• Short exercise: Check each line of the material below, and copy it if it holds the string "green".

• Data to process:
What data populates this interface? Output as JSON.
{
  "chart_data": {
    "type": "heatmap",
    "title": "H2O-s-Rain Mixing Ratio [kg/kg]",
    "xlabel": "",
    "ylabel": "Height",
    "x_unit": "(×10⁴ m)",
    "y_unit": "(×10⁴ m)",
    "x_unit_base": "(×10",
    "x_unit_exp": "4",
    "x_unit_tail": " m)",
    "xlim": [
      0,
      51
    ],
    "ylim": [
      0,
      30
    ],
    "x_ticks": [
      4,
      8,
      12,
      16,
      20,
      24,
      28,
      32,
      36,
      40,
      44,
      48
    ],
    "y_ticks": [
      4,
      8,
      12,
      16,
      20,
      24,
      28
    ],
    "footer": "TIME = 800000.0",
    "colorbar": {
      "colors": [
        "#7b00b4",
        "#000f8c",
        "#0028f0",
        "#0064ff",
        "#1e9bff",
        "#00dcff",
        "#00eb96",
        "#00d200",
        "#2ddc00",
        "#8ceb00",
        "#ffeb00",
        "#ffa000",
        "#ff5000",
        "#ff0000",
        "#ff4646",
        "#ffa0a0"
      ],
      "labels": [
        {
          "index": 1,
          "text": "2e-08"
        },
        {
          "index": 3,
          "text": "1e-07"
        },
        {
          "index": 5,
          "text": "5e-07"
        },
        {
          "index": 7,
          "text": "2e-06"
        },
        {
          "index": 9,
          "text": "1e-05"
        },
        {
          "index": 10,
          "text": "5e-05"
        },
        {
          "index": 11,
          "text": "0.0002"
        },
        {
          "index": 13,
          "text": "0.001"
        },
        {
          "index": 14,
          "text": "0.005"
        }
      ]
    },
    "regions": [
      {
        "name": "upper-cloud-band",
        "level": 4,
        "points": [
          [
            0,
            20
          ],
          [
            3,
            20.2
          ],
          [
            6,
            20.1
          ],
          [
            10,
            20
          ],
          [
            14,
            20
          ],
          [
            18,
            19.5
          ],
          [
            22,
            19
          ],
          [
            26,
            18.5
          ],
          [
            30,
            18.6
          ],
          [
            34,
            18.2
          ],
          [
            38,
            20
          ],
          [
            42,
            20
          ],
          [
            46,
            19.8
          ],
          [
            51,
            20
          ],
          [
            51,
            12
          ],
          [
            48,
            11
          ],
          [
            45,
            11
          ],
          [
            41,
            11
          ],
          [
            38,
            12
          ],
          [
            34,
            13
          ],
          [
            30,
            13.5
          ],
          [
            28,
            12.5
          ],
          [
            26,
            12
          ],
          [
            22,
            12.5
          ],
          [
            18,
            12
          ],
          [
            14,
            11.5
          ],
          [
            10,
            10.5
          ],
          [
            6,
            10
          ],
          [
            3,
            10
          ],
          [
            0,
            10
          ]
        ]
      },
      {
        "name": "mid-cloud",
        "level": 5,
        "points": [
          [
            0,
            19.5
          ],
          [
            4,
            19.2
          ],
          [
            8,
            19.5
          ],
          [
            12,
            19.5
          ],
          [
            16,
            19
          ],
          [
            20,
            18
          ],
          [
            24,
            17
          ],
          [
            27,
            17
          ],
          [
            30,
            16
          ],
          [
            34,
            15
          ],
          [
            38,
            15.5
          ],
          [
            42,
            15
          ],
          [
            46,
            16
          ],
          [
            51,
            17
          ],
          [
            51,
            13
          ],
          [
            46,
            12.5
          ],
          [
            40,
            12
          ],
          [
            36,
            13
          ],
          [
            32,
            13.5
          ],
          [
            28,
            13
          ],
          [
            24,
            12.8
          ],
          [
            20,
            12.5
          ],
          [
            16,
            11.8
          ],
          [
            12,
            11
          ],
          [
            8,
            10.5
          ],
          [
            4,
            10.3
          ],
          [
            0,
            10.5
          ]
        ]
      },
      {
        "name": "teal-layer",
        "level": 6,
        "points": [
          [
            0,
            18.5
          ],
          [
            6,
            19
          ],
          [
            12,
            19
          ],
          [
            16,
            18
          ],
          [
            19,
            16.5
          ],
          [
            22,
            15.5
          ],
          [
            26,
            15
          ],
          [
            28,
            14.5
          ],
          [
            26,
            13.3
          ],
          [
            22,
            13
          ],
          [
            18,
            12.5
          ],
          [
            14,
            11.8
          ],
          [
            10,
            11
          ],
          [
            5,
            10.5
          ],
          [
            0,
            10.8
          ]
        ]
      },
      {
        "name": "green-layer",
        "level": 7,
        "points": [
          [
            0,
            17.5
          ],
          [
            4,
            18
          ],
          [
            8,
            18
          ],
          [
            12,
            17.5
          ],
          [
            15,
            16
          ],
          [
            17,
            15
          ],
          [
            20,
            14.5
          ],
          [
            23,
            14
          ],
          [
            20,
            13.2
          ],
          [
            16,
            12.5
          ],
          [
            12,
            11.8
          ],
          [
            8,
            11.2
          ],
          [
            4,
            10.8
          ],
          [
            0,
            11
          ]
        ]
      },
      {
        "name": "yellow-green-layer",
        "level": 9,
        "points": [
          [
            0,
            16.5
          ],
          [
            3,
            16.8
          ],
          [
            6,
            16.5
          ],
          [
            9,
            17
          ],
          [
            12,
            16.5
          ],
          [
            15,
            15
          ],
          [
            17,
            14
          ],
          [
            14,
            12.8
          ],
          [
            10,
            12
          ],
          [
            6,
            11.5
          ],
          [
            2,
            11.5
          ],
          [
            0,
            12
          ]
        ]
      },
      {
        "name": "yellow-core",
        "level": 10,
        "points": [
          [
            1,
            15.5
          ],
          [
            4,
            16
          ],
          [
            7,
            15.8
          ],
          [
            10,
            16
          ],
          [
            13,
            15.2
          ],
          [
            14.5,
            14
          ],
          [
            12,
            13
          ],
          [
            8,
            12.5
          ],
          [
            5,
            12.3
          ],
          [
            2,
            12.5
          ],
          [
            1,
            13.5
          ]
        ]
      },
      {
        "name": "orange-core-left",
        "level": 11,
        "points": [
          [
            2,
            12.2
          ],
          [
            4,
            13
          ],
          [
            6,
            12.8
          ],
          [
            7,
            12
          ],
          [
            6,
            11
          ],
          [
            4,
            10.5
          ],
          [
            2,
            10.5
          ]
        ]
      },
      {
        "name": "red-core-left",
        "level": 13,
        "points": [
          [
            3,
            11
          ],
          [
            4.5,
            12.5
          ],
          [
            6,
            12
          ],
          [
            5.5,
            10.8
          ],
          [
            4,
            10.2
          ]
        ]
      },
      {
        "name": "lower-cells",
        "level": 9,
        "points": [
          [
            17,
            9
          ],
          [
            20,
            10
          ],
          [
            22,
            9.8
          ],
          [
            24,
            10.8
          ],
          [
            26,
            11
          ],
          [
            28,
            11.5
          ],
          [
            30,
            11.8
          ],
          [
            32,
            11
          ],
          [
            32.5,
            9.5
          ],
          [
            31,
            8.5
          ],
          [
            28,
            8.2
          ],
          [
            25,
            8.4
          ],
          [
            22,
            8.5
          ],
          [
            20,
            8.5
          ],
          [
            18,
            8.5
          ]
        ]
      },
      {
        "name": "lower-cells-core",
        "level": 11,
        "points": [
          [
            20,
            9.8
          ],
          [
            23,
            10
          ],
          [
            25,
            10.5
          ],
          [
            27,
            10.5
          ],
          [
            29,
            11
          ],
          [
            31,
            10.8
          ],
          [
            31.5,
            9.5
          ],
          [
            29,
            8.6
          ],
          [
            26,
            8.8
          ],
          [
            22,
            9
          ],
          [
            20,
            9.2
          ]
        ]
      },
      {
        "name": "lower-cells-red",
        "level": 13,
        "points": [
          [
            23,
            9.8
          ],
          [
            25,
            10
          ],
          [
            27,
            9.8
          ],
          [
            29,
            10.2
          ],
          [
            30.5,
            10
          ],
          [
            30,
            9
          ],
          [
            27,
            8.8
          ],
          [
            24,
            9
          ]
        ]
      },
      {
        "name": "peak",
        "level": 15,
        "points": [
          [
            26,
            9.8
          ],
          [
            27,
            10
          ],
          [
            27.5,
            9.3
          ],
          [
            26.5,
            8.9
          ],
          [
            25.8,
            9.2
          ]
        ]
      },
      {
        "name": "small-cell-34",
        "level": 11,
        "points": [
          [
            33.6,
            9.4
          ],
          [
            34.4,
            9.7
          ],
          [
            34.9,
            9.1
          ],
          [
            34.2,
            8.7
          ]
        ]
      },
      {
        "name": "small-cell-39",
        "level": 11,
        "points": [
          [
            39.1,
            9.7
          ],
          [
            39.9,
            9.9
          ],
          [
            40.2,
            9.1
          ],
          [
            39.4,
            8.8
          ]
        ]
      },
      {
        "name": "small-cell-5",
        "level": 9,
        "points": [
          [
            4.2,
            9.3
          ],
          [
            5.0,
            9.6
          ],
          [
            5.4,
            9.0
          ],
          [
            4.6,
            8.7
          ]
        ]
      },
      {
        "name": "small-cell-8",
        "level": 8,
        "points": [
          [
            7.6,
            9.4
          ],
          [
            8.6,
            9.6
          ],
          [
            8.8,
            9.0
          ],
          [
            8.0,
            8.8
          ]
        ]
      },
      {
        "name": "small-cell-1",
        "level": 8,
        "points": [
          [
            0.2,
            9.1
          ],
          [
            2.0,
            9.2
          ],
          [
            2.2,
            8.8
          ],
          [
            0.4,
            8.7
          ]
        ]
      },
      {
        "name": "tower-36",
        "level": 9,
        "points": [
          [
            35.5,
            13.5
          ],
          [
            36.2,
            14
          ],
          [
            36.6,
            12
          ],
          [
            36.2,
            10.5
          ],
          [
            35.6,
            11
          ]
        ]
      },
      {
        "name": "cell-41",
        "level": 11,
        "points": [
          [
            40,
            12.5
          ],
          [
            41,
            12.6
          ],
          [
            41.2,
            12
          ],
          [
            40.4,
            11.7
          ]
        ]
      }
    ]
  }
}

• Correct response:
        "name": "green-layer",
        "name": "yellow-green-layer",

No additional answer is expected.